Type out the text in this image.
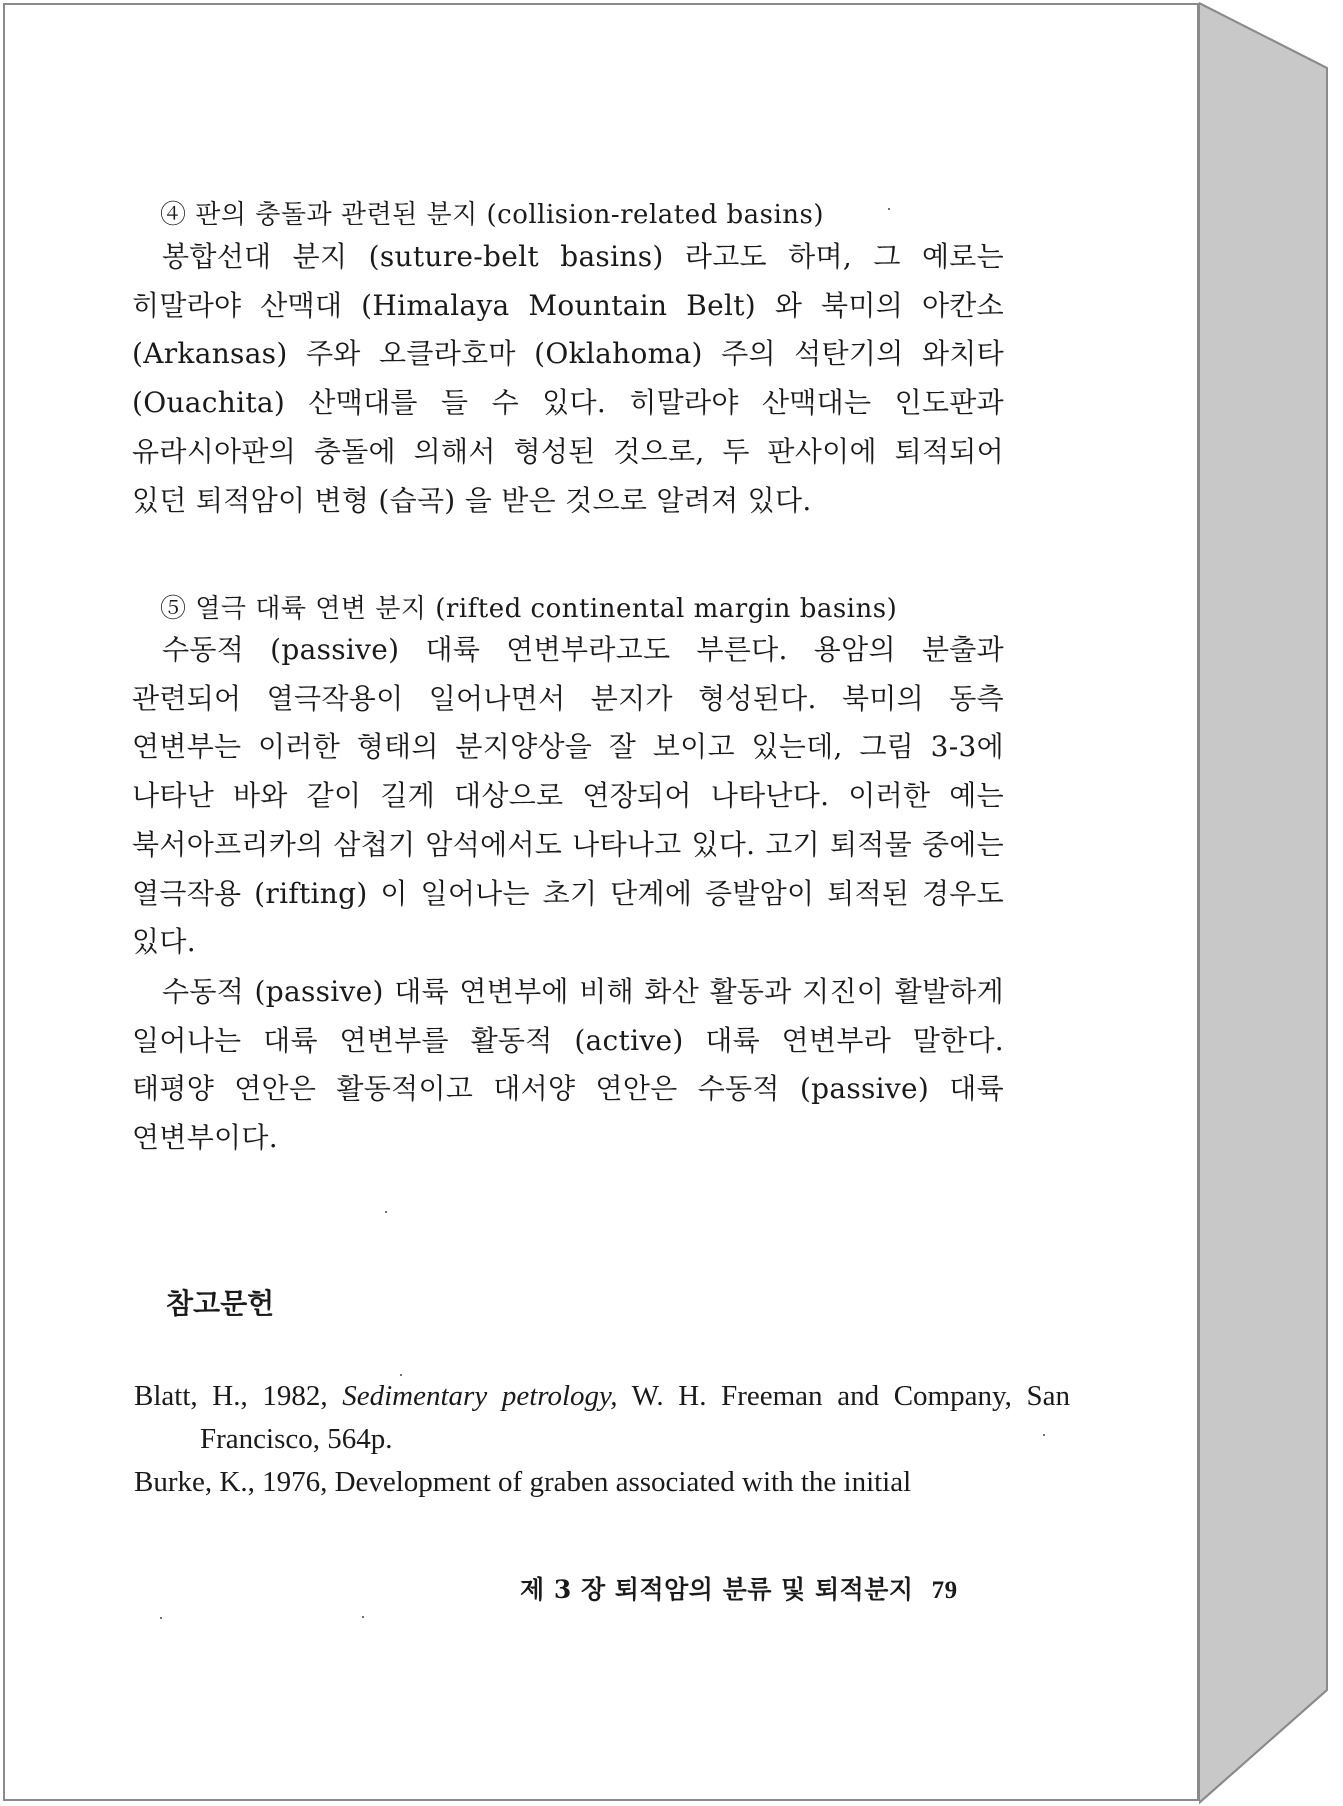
④ 판의 충돌과 관련된 분지 (collision-related basins)

봉합선대 분지 (suture-belt basins) 라고도 하며, 그 예로는 히말라야 산맥대 (Himalaya Mountain Belt) 와 북미의 아칸소 (Arkansas) 주와 오클라호마 (Oklahoma) 주의 석탄기의 와치타 (Ouachita) 산맥대를 들 수 있다. 히말라야 산맥대는 인도판과 유라시아판의 충돌에 의해서 형성된 것으로, 두 판사이에 퇴적되어 있던 퇴적암이 변형 (습곡) 을 받은 것으로 알려져 있다.

⑤ 열극 대륙 연변 분지 (rifted continental margin basins)

수동적 (passive) 대륙 연변부라고도 부른다. 용암의 분출과 관련되어 열극작용이 일어나면서 분지가 형성된다. 북미의 동측 연변부는 이러한 형태의 분지양상을 잘 보이고 있는데, 그림 3-3에 나타난 바와 같이 길게 대상으로 연장되어 나타난다. 이러한 예는 북서아프리카의 삼첩기 암석에서도 나타나고 있다. 고기 퇴적물 중에는 열극작용 (rifting) 이 일어나는 초기 단계에 증발암이 퇴적된 경우도 있다.

수동적 (passive) 대륙 연변부에 비해 화산 활동과 지진이 활발하게 일어나는 대륙 연변부를 활동적 (active) 대륙 연변부라 말한다. 태평양 연안은 활동적이고 대서양 연안은 수동적 (passive) 대륙 연변부이다.

참고문헌

Blatt, H., 1982, Sedimentary petrology, W. H. Freeman and Company, San Francisco, 564p.

Burke, K., 1976, Development of graben associated with the initial

제 3 장 퇴적암의 분류 및 퇴적분지 79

★ ★ ★ ★ ★ ★ ★

### [TASK TO CARRY OUT]
Without the pictures, restate each entry exactly.

### [FULL ANSWER]
Type out the text in this image.
④ 판의 충돌과 관련된 분지 (collision-related basins)

봉합선대 분지 (suture-belt basins) 라고도 하며, 그 예로는 히말라야 산맥대 (Himalaya Mountain Belt) 와 북미의 아칸소 (Arkansas) 주와 오클라호마 (Oklahoma) 주의 석탄기의 와치타 (Ouachita) 산맥대를 들 수 있다. 히말라야 산맥대는 인도판과 유라시아판의 충돌에 의해서 형성된 것으로, 두 판사이에 퇴적되어 있던 퇴적암이 변형 (습곡) 을 받은 것으로 알려져 있다.

⑤ 열극 대륙 연변 분지 (rifted continental margin basins)

수동적 (passive) 대륙 연변부라고도 부른다. 용암의 분출과 관련되어 열극작용이 일어나면서 분지가 형성된다. 북미의 동측 연변부는 이러한 형태의 분지양상을 잘 보이고 있는데, 그림 3-3에 나타난 바와 같이 길게 대상으로 연장되어 나타난다. 이러한 예는 북서아프리카의 삼첩기 암석에서도 나타나고 있다. 고기 퇴적물 중에는 열극작용 (rifting) 이 일어나는 초기 단계에 증발암이 퇴적된 경우도 있다.

수동적 (passive) 대륙 연변부에 비해 화산 활동과 지진이 활발하게 일어나는 대륙 연변부를 활동적 (active) 대륙 연변부라 말한다. 태평양 연안은 활동적이고 대서양 연안은 수동적 (passive) 대륙 연변부이다.

참고문헌

Blatt, H., 1982, Sedimentary petrology, W. H. Freeman and Company, San Francisco, 564p.

Burke, K., 1976, Development of graben associated with the initial

제 3 장 퇴적암의 분류 및 퇴적분지 79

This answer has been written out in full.